• _SHORT TASK_:
Identify the lines holding "Support" and copy them.
<<<<
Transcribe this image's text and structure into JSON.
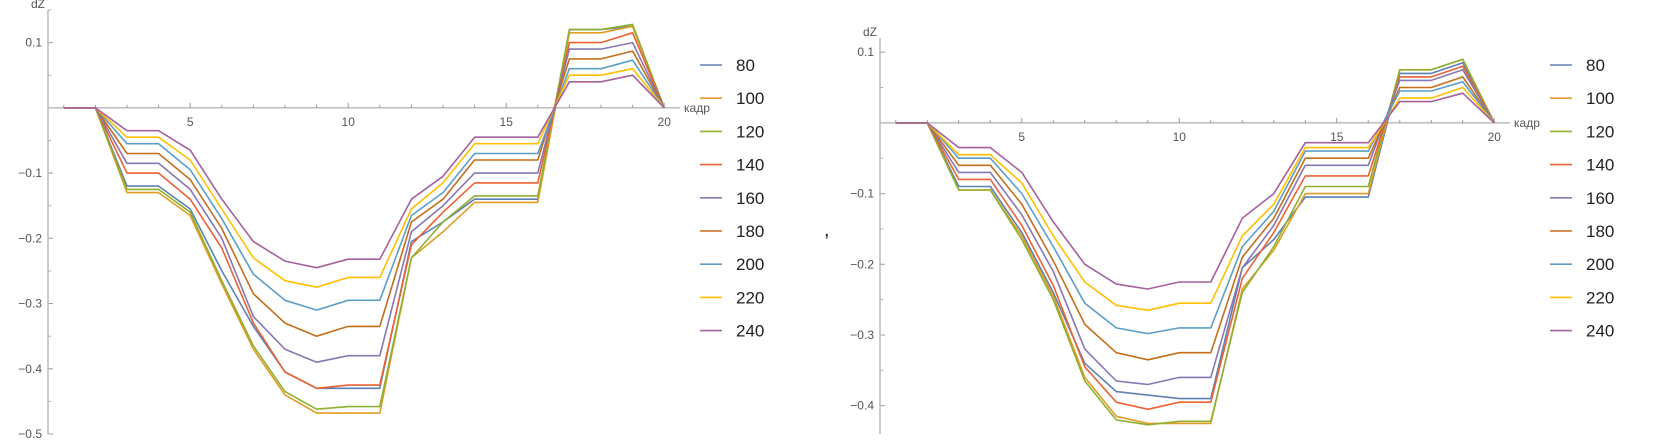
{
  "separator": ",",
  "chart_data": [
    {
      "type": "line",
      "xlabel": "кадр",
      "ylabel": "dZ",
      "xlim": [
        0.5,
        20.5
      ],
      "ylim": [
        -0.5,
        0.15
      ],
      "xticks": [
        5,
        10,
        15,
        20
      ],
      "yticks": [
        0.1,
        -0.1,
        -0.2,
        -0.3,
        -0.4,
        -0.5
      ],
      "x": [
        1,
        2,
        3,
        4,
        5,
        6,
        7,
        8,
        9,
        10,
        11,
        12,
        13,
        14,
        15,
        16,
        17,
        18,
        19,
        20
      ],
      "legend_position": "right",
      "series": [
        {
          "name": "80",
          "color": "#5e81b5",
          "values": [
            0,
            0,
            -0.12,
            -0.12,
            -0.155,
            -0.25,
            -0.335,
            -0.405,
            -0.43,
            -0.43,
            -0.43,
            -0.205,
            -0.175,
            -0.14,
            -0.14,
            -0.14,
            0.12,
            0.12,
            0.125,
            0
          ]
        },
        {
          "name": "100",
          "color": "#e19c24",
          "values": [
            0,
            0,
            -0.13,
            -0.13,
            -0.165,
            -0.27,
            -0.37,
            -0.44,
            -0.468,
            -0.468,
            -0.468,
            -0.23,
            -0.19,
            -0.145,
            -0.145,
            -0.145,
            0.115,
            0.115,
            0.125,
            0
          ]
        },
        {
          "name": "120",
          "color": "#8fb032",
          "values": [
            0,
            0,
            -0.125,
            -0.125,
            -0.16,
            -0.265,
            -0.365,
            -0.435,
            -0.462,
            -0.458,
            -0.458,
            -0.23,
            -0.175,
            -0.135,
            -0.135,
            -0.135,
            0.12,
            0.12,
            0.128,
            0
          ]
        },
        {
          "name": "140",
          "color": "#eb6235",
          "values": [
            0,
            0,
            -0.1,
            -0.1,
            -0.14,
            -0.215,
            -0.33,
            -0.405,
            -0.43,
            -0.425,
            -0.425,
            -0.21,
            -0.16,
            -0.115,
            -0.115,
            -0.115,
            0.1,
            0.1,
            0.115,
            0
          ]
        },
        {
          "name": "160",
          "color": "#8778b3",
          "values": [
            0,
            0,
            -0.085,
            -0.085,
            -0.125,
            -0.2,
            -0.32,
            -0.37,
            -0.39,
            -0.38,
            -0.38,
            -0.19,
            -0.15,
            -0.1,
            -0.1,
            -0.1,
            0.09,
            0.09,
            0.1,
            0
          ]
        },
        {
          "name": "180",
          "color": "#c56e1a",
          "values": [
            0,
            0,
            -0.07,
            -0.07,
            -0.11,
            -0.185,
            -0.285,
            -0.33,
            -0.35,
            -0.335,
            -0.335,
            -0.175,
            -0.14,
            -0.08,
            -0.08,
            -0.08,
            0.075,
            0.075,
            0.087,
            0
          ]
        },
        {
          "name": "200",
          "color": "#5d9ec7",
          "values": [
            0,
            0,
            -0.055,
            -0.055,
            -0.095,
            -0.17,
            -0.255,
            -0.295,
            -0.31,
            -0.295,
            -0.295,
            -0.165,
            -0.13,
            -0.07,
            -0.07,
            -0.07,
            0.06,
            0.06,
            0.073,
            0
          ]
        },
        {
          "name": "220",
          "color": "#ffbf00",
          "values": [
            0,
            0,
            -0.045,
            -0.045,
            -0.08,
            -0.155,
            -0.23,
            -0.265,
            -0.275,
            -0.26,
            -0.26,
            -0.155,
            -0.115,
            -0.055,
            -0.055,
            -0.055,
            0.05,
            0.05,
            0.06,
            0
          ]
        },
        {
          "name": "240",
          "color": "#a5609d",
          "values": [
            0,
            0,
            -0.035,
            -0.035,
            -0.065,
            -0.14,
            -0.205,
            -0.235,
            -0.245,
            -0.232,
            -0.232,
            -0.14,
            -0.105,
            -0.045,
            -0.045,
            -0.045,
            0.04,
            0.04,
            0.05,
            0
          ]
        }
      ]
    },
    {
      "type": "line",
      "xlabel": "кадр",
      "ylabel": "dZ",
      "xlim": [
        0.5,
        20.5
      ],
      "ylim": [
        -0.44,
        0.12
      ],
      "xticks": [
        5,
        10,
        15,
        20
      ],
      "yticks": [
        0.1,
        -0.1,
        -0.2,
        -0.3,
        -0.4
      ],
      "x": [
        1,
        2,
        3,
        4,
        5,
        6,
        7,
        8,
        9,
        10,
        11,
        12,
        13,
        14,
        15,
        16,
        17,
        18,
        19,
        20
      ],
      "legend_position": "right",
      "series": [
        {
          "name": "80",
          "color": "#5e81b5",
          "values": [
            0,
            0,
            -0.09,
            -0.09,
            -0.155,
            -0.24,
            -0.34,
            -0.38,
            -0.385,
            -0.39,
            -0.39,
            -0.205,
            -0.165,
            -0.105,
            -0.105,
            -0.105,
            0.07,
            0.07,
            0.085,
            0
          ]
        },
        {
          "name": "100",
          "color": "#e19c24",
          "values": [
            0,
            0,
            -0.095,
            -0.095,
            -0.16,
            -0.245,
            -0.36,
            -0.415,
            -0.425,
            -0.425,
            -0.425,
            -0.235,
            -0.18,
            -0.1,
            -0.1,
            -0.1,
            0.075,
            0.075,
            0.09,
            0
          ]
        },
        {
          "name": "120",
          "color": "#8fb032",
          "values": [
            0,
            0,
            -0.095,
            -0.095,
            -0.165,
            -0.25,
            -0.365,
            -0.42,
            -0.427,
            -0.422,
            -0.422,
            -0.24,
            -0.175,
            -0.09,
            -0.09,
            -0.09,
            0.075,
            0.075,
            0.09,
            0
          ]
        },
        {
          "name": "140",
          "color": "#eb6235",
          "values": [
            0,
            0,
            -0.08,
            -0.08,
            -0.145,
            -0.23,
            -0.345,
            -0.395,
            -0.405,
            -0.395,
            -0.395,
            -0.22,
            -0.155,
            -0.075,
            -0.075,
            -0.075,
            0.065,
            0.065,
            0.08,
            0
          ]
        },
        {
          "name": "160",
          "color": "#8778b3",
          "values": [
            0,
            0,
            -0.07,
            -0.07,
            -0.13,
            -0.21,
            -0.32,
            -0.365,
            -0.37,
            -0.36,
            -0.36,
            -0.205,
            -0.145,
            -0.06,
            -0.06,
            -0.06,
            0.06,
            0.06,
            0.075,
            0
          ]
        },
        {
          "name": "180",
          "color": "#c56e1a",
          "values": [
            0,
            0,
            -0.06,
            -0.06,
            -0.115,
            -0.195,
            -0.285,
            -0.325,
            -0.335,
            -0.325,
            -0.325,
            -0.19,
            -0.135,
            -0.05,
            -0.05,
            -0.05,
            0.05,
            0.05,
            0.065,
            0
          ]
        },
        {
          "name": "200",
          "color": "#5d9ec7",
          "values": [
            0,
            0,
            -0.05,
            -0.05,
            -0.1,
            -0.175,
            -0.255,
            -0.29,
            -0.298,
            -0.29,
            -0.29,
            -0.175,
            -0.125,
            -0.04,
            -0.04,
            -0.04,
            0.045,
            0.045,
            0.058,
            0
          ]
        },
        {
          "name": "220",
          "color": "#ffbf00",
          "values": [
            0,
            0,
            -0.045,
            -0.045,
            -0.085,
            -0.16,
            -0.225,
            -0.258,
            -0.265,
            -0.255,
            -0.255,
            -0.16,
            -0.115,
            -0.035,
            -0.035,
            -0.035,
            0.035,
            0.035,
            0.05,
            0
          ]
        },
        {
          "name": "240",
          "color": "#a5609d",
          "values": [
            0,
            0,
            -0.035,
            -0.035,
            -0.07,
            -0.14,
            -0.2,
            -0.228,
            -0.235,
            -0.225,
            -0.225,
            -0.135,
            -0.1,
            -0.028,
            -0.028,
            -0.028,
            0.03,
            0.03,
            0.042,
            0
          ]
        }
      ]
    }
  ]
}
>>>>
<<<<
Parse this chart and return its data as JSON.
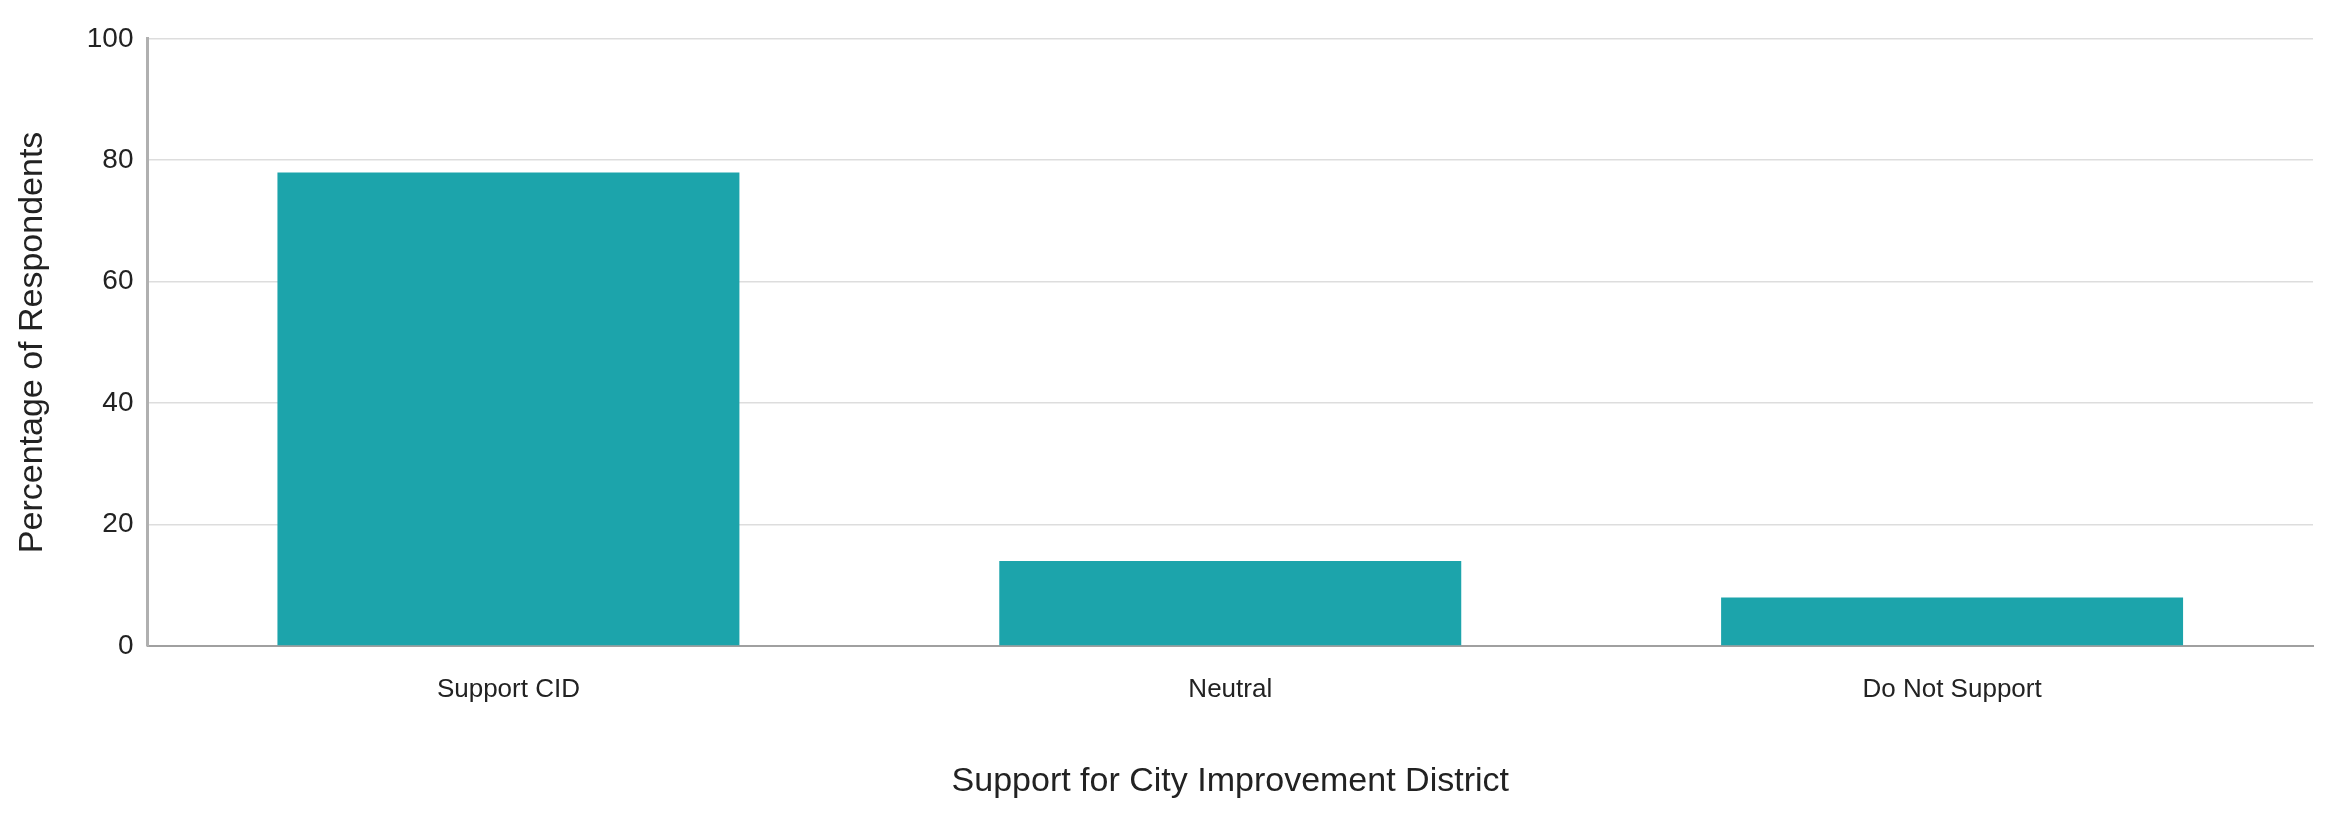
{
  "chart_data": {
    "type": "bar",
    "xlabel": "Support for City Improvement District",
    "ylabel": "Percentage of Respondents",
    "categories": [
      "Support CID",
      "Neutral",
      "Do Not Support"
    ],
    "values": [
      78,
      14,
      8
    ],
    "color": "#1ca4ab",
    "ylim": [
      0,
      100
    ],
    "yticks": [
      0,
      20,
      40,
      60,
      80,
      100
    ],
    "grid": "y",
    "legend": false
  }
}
>>>>
• _SOLUTION TO THE PROBLEM_:
    "xlabel": "Support for City Improvement District",
      "Support CID",
      "Do Not Support"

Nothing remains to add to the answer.